** WORK TO COMPLETE **
Reproduce the entries. Each one must match the original exactly.
•••••
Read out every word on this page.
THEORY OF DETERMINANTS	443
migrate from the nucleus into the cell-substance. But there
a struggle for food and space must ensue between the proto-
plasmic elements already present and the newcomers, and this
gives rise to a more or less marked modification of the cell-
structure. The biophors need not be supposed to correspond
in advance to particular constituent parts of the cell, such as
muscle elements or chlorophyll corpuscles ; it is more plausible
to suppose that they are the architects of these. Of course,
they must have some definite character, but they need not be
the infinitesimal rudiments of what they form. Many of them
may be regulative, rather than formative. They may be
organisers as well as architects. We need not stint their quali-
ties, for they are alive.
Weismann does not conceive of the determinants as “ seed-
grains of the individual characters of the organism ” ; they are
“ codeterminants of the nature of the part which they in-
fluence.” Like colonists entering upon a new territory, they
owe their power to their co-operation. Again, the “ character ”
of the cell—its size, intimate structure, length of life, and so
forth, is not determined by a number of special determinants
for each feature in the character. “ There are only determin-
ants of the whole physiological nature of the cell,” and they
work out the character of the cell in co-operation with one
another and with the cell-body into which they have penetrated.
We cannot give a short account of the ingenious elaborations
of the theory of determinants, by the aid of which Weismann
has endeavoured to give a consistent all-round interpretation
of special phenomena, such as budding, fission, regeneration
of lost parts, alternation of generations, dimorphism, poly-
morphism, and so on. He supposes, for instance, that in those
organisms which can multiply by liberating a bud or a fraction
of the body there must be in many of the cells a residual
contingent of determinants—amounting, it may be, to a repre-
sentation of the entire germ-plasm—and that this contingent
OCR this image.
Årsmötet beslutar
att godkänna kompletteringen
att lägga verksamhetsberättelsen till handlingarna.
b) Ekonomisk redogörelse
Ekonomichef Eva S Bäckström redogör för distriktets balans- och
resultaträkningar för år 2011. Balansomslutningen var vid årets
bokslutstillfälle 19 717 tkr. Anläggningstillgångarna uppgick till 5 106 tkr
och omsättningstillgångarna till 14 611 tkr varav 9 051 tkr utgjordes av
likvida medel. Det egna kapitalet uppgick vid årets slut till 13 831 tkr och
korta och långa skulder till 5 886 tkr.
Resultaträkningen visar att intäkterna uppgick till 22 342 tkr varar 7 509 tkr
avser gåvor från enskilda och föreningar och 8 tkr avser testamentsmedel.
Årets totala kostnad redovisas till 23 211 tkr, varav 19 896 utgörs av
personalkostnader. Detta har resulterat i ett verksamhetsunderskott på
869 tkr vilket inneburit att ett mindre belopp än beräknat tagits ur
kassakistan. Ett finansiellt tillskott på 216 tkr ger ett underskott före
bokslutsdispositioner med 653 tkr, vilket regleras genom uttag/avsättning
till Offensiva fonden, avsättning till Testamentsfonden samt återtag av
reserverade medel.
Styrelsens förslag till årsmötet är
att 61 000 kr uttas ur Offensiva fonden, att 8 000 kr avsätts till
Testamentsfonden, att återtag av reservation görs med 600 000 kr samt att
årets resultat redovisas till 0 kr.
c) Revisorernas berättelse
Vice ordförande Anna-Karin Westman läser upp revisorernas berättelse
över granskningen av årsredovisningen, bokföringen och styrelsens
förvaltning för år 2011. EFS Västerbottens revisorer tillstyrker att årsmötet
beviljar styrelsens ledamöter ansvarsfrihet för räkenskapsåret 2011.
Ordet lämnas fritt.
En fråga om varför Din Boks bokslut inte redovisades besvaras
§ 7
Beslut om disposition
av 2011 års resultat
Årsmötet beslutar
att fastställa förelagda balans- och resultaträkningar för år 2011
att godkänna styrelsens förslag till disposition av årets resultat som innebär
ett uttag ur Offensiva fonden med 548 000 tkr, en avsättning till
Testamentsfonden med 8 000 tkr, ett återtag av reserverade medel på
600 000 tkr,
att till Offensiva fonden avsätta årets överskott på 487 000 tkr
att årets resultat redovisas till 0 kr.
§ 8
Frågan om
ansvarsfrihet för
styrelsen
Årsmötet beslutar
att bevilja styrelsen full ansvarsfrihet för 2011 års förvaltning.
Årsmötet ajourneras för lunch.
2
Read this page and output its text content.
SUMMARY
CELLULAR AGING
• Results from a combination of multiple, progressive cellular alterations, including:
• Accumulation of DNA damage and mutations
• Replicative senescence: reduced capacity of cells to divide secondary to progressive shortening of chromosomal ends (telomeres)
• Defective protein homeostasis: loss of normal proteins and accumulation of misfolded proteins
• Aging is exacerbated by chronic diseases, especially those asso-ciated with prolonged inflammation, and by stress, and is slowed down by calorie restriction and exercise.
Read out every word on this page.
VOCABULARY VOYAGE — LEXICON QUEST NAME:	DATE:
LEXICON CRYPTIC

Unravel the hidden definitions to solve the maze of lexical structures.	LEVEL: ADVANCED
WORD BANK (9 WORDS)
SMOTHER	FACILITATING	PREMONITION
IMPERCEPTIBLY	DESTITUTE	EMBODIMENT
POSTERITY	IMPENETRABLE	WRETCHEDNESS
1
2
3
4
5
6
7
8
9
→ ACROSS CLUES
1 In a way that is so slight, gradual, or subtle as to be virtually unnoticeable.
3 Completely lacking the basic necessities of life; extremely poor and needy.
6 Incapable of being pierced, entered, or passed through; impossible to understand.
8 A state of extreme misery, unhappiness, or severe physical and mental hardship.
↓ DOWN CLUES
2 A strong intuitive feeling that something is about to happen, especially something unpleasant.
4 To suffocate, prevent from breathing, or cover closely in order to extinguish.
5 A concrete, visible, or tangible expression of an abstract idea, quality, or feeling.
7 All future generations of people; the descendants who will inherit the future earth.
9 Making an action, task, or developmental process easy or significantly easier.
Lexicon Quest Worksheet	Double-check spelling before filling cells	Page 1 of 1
•••••
** RESPONSE AREA **
Read out every word on this page.
THEORY OF DETERMINANTS	443
migrate from the nucleus into the cell-substance. But there
a struggle for food and space must ensue between the proto-
plasmic elements already present and the newcomers, and this
gives rise to a more or less marked modification of the cell-
structure. The biophors need not be supposed to correspond
in advance to particular constituent parts of the cell, such as
muscle elements or chlorophyll corpuscles ; it is more plausible
to suppose that they are the architects of these. Of course,
they must have some definite character, but they need not be
the infinitesimal rudiments of what they form. Many of them
may be regulative, rather than formative. They may be
organisers as well as architects. We need not stint their quali-
ties, for they are alive.
Weismann does not conceive of the determinants as “ seed-
grains of the individual characters of the organism ” ; they are
“ codeterminants of the nature of the part which they in-
fluence.” Like colonists entering upon a new territory, they
owe their power to their co-operation. Again, the “ character ”
of the cell—its size, intimate structure, length of life, and so
forth, is not determined by a number of special determinants
for each feature in the character. “ There are only determin-
ants of the whole physiological nature of the cell,” and they
work out the character of the cell in co-operation with one
another and with the cell-body into which they have penetrated.
We cannot give a short account of the ingenious elaborations
of the theory of determinants, by the aid of which Weismann
has endeavoured to give a consistent all-round interpretation
of special phenomena, such as budding, fission, regeneration
of lost parts, alternation of generations, dimorphism, poly-
morphism, and so on. He supposes, for instance, that in those
organisms which can multiply by liberating a bud or a fraction
of the body there must be in many of the cells a residual
contingent of determinants—amounting, it may be, to a repre-
sentation of the entire germ-plasm—and that this contingent
OCR this image.
Årsmötet beslutar
att godkänna kompletteringen
att lägga verksamhetsberättelsen till handlingarna.
b) Ekonomisk redogörelse
Ekonomichef Eva S Bäckström redogör för distriktets balans- och
resultaträkningar för år 2011. Balansomslutningen var vid årets
bokslutstillfälle 19 717 tkr. Anläggningstillgångarna uppgick till 5 106 tkr
och omsättningstillgångarna till 14 611 tkr varav 9 051 tkr utgjordes av
likvida medel. Det egna kapitalet uppgick vid årets slut till 13 831 tkr och
korta och långa skulder till 5 886 tkr.
Resultaträkningen visar att intäkterna uppgick till 22 342 tkr varar 7 509 tkr
avser gåvor från enskilda och föreningar och 8 tkr avser testamentsmedel.
Årets totala kostnad redovisas till 23 211 tkr, varav 19 896 utgörs av
personalkostnader. Detta har resulterat i ett verksamhetsunderskott på
869 tkr vilket inneburit att ett mindre belopp än beräknat tagits ur
kassakistan. Ett finansiellt tillskott på 216 tkr ger ett underskott före
bokslutsdispositioner med 653 tkr, vilket regleras genom uttag/avsättning
till Offensiva fonden, avsättning till Testamentsfonden samt återtag av
reserverade medel.
Styrelsens förslag till årsmötet är
att 61 000 kr uttas ur Offensiva fonden, att 8 000 kr avsätts till
Testamentsfonden, att återtag av reservation görs med 600 000 kr samt att
årets resultat redovisas till 0 kr.
c) Revisorernas berättelse
Vice ordförande Anna-Karin Westman läser upp revisorernas berättelse
över granskningen av årsredovisningen, bokföringen och styrelsens
förvaltning för år 2011. EFS Västerbottens revisorer tillstyrker att årsmötet
beviljar styrelsens ledamöter ansvarsfrihet för räkenskapsåret 2011.
Ordet lämnas fritt.
En fråga om varför Din Boks bokslut inte redovisades besvaras
§ 7
Beslut om disposition
av 2011 års resultat
Årsmötet beslutar
att fastställa förelagda balans- och resultaträkningar för år 2011
att godkänna styrelsens förslag till disposition av årets resultat som innebär
ett uttag ur Offensiva fonden med 548 000 tkr, en avsättning till
Testamentsfonden med 8 000 tkr, ett återtag av reserverade medel på
600 000 tkr,
att till Offensiva fonden avsätta årets överskott på 487 000 tkr
att årets resultat redovisas till 0 kr.
§ 8
Frågan om
ansvarsfrihet för
styrelsen
Årsmötet beslutar
att bevilja styrelsen full ansvarsfrihet för 2011 års förvaltning.
Årsmötet ajourneras för lunch.
2
Read this page and output its text content.
SUMMARY
CELLULAR AGING
• Results from a combination of multiple, progressive cellular alterations, including:
• Accumulation of DNA damage and mutations
• Replicative senescence: reduced capacity of cells to divide secondary to progressive shortening of chromosomal ends (telomeres)
• Defective protein homeostasis: loss of normal proteins and accumulation of misfolded proteins
• Aging is exacerbated by chronic diseases, especially those asso-ciated with prolonged inflammation, and by stress, and is slowed down by calorie restriction and exercise.
Read out every word on this page.
VOCABULARY VOYAGE — LEXICON QUEST NAME:	DATE:
LEXICON CRYPTIC

Unravel the hidden definitions to solve the maze of lexical structures.	LEVEL: ADVANCED
WORD BANK (9 WORDS)
SMOTHER	FACILITATING	PREMONITION
IMPERCEPTIBLY	DESTITUTE	EMBODIMENT
POSTERITY	IMPENETRABLE	WRETCHEDNESS
1
2
3
4
5
6
7
8
9
→ ACROSS CLUES
1 In a way that is so slight, gradual, or subtle as to be virtually unnoticeable.
3 Completely lacking the basic necessities of life; extremely poor and needy.
6 Incapable of being pierced, entered, or passed through; impossible to understand.
8 A state of extreme misery, unhappiness, or severe physical and mental hardship.
↓ DOWN CLUES
2 A strong intuitive feeling that something is about to happen, especially something unpleasant.
4 To suffocate, prevent from breathing, or cover closely in order to extinguish.
5 A concrete, visible, or tangible expression of an abstract idea, quality, or feeling.
7 All future generations of people; the descendants who will inherit the future earth.
9 Making an action, task, or developmental process easy or significantly easier.
Lexicon Quest Worksheet	Double-check spelling before filling cells	Page 1 of 1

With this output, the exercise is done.